Data in this exercise:
***

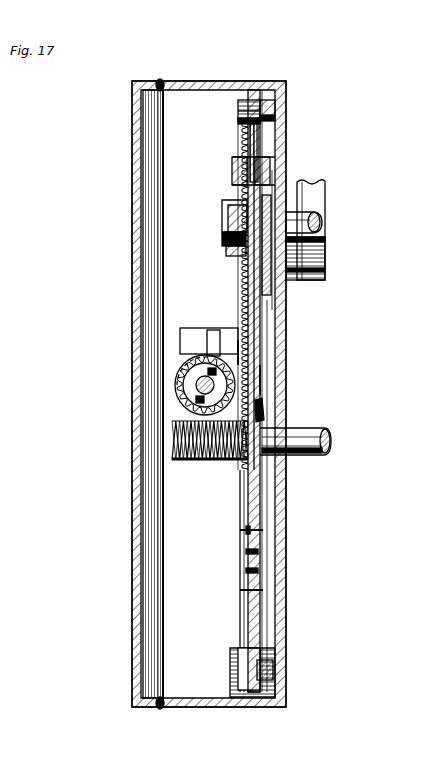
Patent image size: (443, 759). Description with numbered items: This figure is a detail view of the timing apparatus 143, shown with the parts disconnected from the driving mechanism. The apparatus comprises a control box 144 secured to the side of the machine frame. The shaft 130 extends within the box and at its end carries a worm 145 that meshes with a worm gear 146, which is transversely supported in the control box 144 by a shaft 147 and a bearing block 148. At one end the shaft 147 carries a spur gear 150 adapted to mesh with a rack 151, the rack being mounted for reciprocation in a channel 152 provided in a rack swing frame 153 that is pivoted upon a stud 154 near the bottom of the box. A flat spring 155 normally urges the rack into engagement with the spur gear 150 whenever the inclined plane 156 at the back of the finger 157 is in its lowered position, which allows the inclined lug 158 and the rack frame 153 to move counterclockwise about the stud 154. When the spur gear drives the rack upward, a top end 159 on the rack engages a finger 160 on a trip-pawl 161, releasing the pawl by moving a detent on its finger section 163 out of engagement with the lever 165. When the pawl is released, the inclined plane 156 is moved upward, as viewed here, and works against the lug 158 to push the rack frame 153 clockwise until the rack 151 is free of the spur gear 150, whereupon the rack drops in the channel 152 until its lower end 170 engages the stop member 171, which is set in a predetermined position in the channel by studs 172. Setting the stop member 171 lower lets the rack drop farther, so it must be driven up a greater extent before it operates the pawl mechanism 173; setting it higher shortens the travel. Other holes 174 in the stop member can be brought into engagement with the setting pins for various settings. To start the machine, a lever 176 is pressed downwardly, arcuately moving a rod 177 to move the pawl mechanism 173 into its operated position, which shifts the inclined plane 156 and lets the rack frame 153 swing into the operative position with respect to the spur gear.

The shaft 130 is at (312, 434).
The timing apparatus 143 is at (292, 94).
The control box 144 is at (247, 81).
The worm 145 is at (203, 465).
The worm gear 146 is at (176, 390).
The shaft 147 is at (198, 382).
The bearing block 148 is at (186, 343).
The spur gear 150 is at (215, 357).
The rack 151 is at (249, 352).
The channel 152 is at (262, 380).
The rack swing frame 153 is at (265, 548).
The stud 154 is at (268, 672).
The flat spring 155 is at (300, 246).
The inclined plane 156 is at (229, 218).
The finger 157 is at (226, 239).
The inclined lug 158 is at (237, 200).
The top end 159 is at (258, 131).
The finger 160 is at (240, 117).
The trip-pawl 161 is at (270, 113).
The finger section 163 is at (240, 142).
The lever 165 is at (284, 208).
The lower end 170 is at (262, 410).
The stop member 171 is at (252, 627).
The studs 172 is at (242, 530).
The pawl mechanism 173 is at (177, 131).
The holes 174 is at (248, 568).
The lever 176 is at (306, 191).
The rod 177 is at (268, 286).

***

Short problem:
Rewrite all the items with "driving mechanism" changed to "drive mechanism" and everything else left the same. Leave the pictures out.

Reply:
Patent image size: (443, 759). Description with numbered items: This figure is a detail view of the timing apparatus 143, shown with the parts disconnected from the drive mechanism. The apparatus comprises a control box 144 secured to the side of the machine frame. The shaft 130 extends within the box and at its end carries a worm 145 that meshes with a worm gear 146, which is transversely supported in the control box 144 by a shaft 147 and a bearing block 148. At one end the shaft 147 carries a spur gear 150 adapted to mesh with a rack 151, the rack being mounted for reciprocation in a channel 152 provided in a rack swing frame 153 that is pivoted upon a stud 154 near the bottom of the box. A flat spring 155 normally urges the rack into engagement with the spur gear 150 whenever the inclined plane 156 at the back of the finger 157 is in its lowered position, which allows the inclined lug 158 and the rack frame 153 to move counterclockwise about the stud 154. When the spur gear drives the rack upward, a top end 159 on the rack engages a finger 160 on a trip-pawl 161, releasing the pawl by moving a detent on its finger section 163 out of engagement with the lever 165. When the pawl is released, the inclined plane 156 is moved upward, as viewed here, and works against the lug 158 to push the rack frame 153 clockwise until the rack 151 is free of the spur gear 150, whereupon the rack drops in the channel 152 until its lower end 170 engages the stop member 171, which is set in a predetermined position in the channel by studs 172. Setting the stop member 171 lower lets the rack drop farther, so it must be driven up a greater extent before it operates the pawl mechanism 173; setting it higher shortens the travel. Other holes 174 in the stop member can be brought into engagement with the setting pins for various settings. To start the machine, a lever 176 is pressed downwardly, arcuately moving a rod 177 to move the pawl mechanism 173 into its operated position, which shifts the inclined plane 156 and lets the rack frame 153 swing into the operative position with respect to the spur gear.

The shaft 130 is at (312, 434).
The timing apparatus 143 is at (292, 94).
The control box 144 is at (247, 81).
The worm 145 is at (203, 465).
The worm gear 146 is at (176, 390).
The shaft 147 is at (198, 382).
The bearing block 148 is at (186, 343).
The spur gear 150 is at (215, 357).
The rack 151 is at (249, 352).
The channel 152 is at (262, 380).
The rack swing frame 153 is at (265, 548).
The stud 154 is at (268, 672).
The flat spring 155 is at (300, 246).
The inclined plane 156 is at (229, 218).
The finger 157 is at (226, 239).
The inclined lug 158 is at (237, 200).
The top end 159 is at (258, 131).
The finger 160 is at (240, 117).
The trip-pawl 161 is at (270, 113).
The finger section 163 is at (240, 142).
The lever 165 is at (284, 208).
The lower end 170 is at (262, 410).
The stop member 171 is at (252, 627).
The studs 172 is at (242, 530).
The pawl mechanism 173 is at (177, 131).
The holes 174 is at (248, 568).
The lever 176 is at (306, 191).
The rod 177 is at (268, 286).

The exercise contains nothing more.